■ WHAT TO DO: Locate the word "Subscription" in the entries below, then gather every line that holds it.

*** SUPPLIED INFORMATION ***

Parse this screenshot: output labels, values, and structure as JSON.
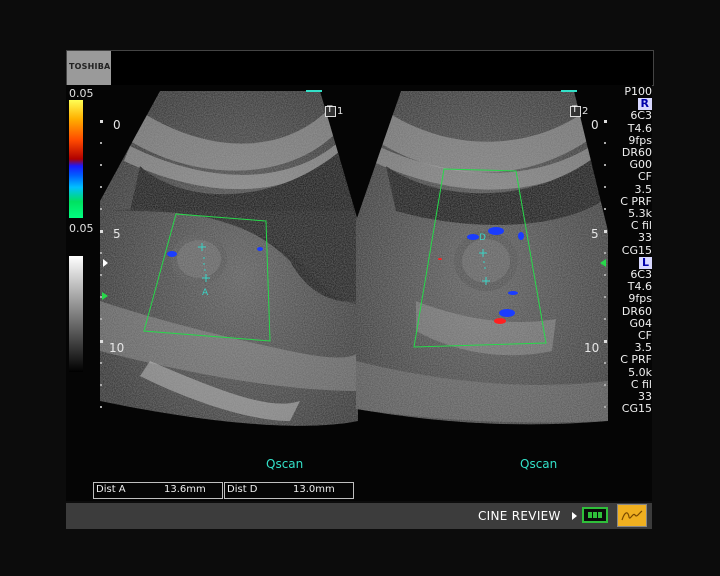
{
  "banner": {
    "logo_text": "TOSHIBA"
  },
  "color_scale": {
    "top_label": "0.05",
    "bottom_label": "0.05"
  },
  "panels": {
    "left": {
      "tag": "1",
      "qscan_label": "Qscan"
    },
    "right": {
      "tag": "2",
      "qscan_label": "Qscan"
    }
  },
  "depth_scale": {
    "labels": [
      "0",
      "5",
      "10"
    ]
  },
  "parameters": {
    "header": "P100",
    "probe_r": {
      "marker": "R",
      "lines": [
        "6C3",
        "T4.6",
        "9fps",
        "DR60",
        "G00",
        "CF",
        "3.5",
        "C PRF",
        "5.3k",
        "C fil",
        "33",
        "CG15"
      ]
    },
    "probe_l": {
      "marker": "L",
      "lines": [
        "6C3",
        "T4.6",
        "9fps",
        "DR60",
        "G04",
        "CF",
        "3.5",
        "C PRF",
        "5.0k",
        "C fil",
        "33",
        "CG15"
      ]
    }
  },
  "measurements": [
    {
      "label": "Dist A",
      "value": "13.6mm"
    },
    {
      "label": "Dist D",
      "value": "13.0mm"
    }
  ],
  "caliper_labels": {
    "left": "A",
    "right": "D"
  },
  "footer": {
    "cine_label": "CINE REVIEW"
  },
  "colors": {
    "roi_box": "#27d84a",
    "caliper": "#3ad6c8",
    "qscan": "#33e0c8",
    "doppler_blue": "#1a3cff",
    "doppler_red": "#ff2020",
    "cine_green": "#2fbf3a",
    "stamp_orange": "#f0b020"
  },
  "icons": {
    "tag_icon": "T-in-box",
    "play": "play-triangle-icon",
    "cine_button": "cine-loop-icon",
    "stamp": "signature-stamp-icon"
  }
}
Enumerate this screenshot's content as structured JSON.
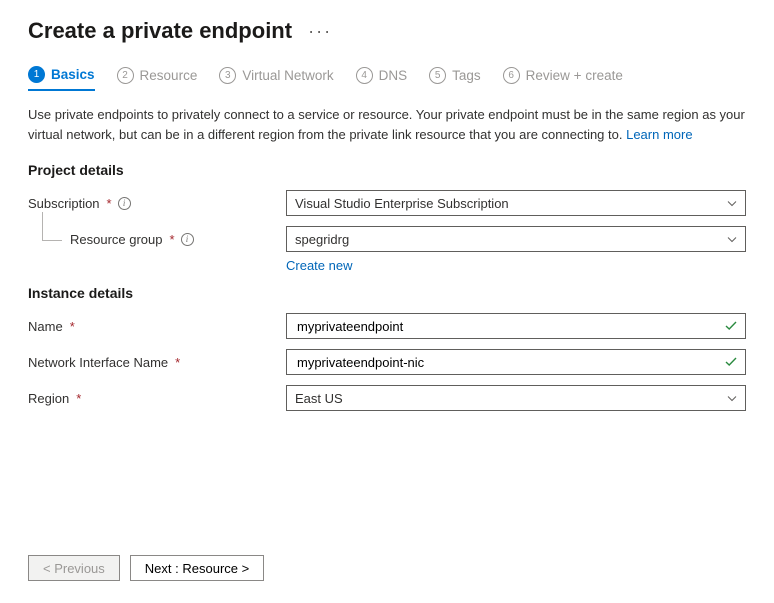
{
  "title": "Create a private endpoint",
  "tabs": [
    {
      "num": "1",
      "label": "Basics"
    },
    {
      "num": "2",
      "label": "Resource"
    },
    {
      "num": "3",
      "label": "Virtual Network"
    },
    {
      "num": "4",
      "label": "DNS"
    },
    {
      "num": "5",
      "label": "Tags"
    },
    {
      "num": "6",
      "label": "Review + create"
    }
  ],
  "description": "Use private endpoints to privately connect to a service or resource. Your private endpoint must be in the same region as your virtual network, but can be in a different region from the private link resource that you are connecting to. ",
  "learn_more": "Learn more",
  "sections": {
    "project": {
      "heading": "Project details",
      "subscription_label": "Subscription",
      "subscription_value": "Visual Studio Enterprise Subscription",
      "rg_label": "Resource group",
      "rg_value": "spegridrg",
      "create_new": "Create new"
    },
    "instance": {
      "heading": "Instance details",
      "name_label": "Name",
      "name_value": "myprivateendpoint",
      "nic_label": "Network Interface Name",
      "nic_value": "myprivateendpoint-nic",
      "region_label": "Region",
      "region_value": "East US"
    }
  },
  "footer": {
    "prev": "< Previous",
    "next": "Next : Resource >"
  }
}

***

■ WORKED SOLUTION:
      "subscription_label": "Subscription",
      "subscription_value": "Visual Studio Enterprise Subscription",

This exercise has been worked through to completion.